-- START OF Given records --

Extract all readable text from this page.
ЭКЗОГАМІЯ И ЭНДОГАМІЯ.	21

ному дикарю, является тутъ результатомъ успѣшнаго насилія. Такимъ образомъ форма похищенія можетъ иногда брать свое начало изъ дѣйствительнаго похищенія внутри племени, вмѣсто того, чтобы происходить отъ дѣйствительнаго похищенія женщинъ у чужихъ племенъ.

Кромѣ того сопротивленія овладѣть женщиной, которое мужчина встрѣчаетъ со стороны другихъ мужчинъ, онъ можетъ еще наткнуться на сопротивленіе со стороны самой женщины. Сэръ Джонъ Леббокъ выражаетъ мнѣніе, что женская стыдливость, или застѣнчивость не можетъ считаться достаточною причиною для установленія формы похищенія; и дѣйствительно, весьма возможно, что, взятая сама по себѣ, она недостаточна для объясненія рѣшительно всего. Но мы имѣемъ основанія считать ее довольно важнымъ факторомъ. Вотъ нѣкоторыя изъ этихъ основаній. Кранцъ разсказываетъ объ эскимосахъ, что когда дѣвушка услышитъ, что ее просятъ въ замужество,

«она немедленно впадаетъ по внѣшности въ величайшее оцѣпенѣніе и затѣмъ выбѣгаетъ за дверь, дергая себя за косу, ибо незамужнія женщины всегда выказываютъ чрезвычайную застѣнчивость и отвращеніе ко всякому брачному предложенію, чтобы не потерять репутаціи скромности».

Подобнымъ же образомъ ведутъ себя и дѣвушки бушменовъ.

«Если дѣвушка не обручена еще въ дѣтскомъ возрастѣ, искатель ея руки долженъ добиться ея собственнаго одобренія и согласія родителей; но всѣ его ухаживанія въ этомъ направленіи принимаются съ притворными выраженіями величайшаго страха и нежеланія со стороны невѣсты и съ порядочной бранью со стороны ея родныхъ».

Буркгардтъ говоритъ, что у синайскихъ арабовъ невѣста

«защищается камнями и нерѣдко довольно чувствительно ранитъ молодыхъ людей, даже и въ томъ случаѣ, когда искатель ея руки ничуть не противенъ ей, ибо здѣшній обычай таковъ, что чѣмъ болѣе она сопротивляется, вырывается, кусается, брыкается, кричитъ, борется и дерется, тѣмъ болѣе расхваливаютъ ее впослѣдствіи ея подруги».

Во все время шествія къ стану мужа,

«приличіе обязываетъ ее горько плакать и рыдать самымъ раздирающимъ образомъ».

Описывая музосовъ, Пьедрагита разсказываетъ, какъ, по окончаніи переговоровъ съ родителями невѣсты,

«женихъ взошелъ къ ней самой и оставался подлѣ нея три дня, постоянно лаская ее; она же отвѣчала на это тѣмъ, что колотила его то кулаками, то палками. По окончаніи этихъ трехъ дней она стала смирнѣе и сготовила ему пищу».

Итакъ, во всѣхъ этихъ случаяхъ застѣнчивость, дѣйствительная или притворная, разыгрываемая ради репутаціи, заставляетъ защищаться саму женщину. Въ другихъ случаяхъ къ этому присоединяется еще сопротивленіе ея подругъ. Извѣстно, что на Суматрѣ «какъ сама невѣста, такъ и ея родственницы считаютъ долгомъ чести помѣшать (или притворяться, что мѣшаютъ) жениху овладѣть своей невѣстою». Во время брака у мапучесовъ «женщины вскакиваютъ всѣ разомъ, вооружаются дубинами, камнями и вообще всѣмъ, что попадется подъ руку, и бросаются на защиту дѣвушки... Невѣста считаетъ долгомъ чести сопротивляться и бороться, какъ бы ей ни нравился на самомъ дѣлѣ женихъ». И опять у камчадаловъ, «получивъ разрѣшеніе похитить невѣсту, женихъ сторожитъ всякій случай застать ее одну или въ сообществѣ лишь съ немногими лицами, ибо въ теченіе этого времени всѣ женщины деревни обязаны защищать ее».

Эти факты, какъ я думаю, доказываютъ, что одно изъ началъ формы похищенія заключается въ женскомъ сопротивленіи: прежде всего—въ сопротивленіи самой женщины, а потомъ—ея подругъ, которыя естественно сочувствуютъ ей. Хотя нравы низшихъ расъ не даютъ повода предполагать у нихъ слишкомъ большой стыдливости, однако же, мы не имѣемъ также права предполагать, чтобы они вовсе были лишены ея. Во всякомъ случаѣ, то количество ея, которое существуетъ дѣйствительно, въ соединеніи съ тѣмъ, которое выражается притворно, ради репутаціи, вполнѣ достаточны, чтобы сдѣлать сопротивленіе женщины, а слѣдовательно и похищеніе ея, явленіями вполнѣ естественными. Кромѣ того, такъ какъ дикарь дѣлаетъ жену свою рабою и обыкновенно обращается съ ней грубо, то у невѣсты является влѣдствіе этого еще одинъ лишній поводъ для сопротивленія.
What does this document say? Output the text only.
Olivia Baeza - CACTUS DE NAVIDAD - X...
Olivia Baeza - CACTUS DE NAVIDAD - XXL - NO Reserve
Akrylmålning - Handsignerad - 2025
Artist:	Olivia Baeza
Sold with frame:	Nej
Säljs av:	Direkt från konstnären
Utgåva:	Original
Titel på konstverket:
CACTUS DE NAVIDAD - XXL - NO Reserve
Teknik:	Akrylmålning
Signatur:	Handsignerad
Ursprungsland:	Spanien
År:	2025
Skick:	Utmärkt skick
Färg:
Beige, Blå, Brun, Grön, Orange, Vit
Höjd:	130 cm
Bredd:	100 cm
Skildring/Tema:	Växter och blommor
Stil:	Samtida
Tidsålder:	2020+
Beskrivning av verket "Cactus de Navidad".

-- END OF Given records --

- [Problem statement]:
Quote every entry exactly.

- [Exercise output]:
Extract all readable text from this page.
ЭКЗОГАМІЯ И ЭНДОГАМІЯ.	21

ному дикарю, является тутъ результатомъ успѣшнаго насилія. Такимъ образомъ форма похищенія можетъ иногда брать свое начало изъ дѣйствительнаго похищенія внутри племени, вмѣсто того, чтобы происходить отъ дѣйствительнаго похищенія женщинъ у чужихъ племенъ.

Кромѣ того сопротивленія овладѣть женщиной, которое мужчина встрѣчаетъ со стороны другихъ мужчинъ, онъ можетъ еще наткнуться на сопротивленіе со стороны самой женщины. Сэръ Джонъ Леббокъ выражаетъ мнѣніе, что женская стыдливость, или застѣнчивость не можетъ считаться достаточною причиною для установленія формы похищенія; и дѣйствительно, весьма возможно, что, взятая сама по себѣ, она недостаточна для объясненія рѣшительно всего. Но мы имѣемъ основанія считать ее довольно важнымъ факторомъ. Вотъ нѣкоторыя изъ этихъ основаній. Кранцъ разсказываетъ объ эскимосахъ, что когда дѣвушка услышитъ, что ее просятъ въ замужество,

«она немедленно впадаетъ по внѣшности въ величайшее оцѣпенѣніе и затѣмъ выбѣгаетъ за дверь, дергая себя за косу, ибо незамужнія женщины всегда выказываютъ чрезвычайную застѣнчивость и отвращеніе ко всякому брачному предложенію, чтобы не потерять репутаціи скромности».

Подобнымъ же образомъ ведутъ себя и дѣвушки бушменовъ.

«Если дѣвушка не обручена еще въ дѣтскомъ возрастѣ, искатель ея руки долженъ добиться ея собственнаго одобренія и согласія родителей; но всѣ его ухаживанія въ этомъ направленіи принимаются съ притворными выраженіями величайшаго страха и нежеланія со стороны невѣсты и съ порядочной бранью со стороны ея родныхъ».

Буркгардтъ говоритъ, что у синайскихъ арабовъ невѣста

«защищается камнями и нерѣдко довольно чувствительно ранитъ молодыхъ людей, даже и въ томъ случаѣ, когда искатель ея руки ничуть не противенъ ей, ибо здѣшній обычай таковъ, что чѣмъ болѣе она сопротивляется, вырывается, кусается, брыкается, кричитъ, борется и дерется, тѣмъ болѣе расхваливаютъ ее впослѣдствіи ея подруги».

Во все время шествія къ стану мужа,

«приличіе обязываетъ ее горько плакать и рыдать самымъ раздирающимъ образомъ».

Описывая музосовъ, Пьедрагита разсказываетъ, какъ, по окончаніи переговоровъ съ родителями невѣсты,

«женихъ взошелъ къ ней самой и оставался подлѣ нея три дня, постоянно лаская ее; она же отвѣчала на это тѣмъ, что колотила его то кулаками, то палками. По окончаніи этихъ трехъ дней она стала смирнѣе и сготовила ему пищу».

Итакъ, во всѣхъ этихъ случаяхъ застѣнчивость, дѣйствительная или притворная, разыгрываемая ради репутаціи, заставляетъ защищаться саму женщину. Въ другихъ случаяхъ къ этому присоединяется еще сопротивленіе ея подругъ. Извѣстно, что на Суматрѣ «какъ сама невѣста, такъ и ея родственницы считаютъ долгомъ чести помѣшать (или притворяться, что мѣшаютъ) жениху овладѣть своей невѣстою». Во время брака у мапучесовъ «женщины вскакиваютъ всѣ разомъ, вооружаются дубинами, камнями и вообще всѣмъ, что попадется подъ руку, и бросаются на защиту дѣвушки... Невѣста считаетъ долгомъ чести сопротивляться и бороться, какъ бы ей ни нравился на самомъ дѣлѣ женихъ». И опять у камчадаловъ, «получивъ разрѣшеніе похитить невѣсту, женихъ сторожитъ всякій случай застать ее одну или въ сообществѣ лишь съ немногими лицами, ибо въ теченіе этого времени всѣ женщины деревни обязаны защищать ее».

Эти факты, какъ я думаю, доказываютъ, что одно изъ началъ формы похищенія заключается въ женскомъ сопротивленіи: прежде всего—въ сопротивленіи самой женщины, а потомъ—ея подругъ, которыя естественно сочувствуютъ ей. Хотя нравы низшихъ расъ не даютъ повода предполагать у нихъ слишкомъ большой стыдливости, однако же, мы не имѣемъ также права предполагать, чтобы они вовсе были лишены ея. Во всякомъ случаѣ, то количество ея, которое существуетъ дѣйствительно, въ соединеніи съ тѣмъ, которое выражается притворно, ради репутаціи, вполнѣ достаточны, чтобы сдѣлать сопротивленіе женщины, а слѣдовательно и похищеніе ея, явленіями вполнѣ естественными. Кромѣ того, такъ какъ дикарь дѣлаетъ жену свою рабою и обыкновенно обращается съ ней грубо, то у невѣсты является влѣдствіе этого еще одинъ лишній поводъ для сопротивленія.
What does this document say? Output the text only.
Olivia Baeza - CACTUS DE NAVIDAD - X...
Olivia Baeza - CACTUS DE NAVIDAD - XXL - NO Reserve
Akrylmålning - Handsignerad - 2025
Artist:	Olivia Baeza
Sold with frame:	Nej
Säljs av:	Direkt från konstnären
Utgåva:	Original
Titel på konstverket:
CACTUS DE NAVIDAD - XXL - NO Reserve
Teknik:	Akrylmålning
Signatur:	Handsignerad
Ursprungsland:	Spanien
År:	2025
Skick:	Utmärkt skick
Färg:
Beige, Blå, Brun, Grön, Orange, Vit
Höjd:	130 cm
Bredd:	100 cm
Skildring/Tema:	Växter och blommor
Stil:	Samtida
Tidsålder:	2020+
Beskrivning av verket "Cactus de Navidad".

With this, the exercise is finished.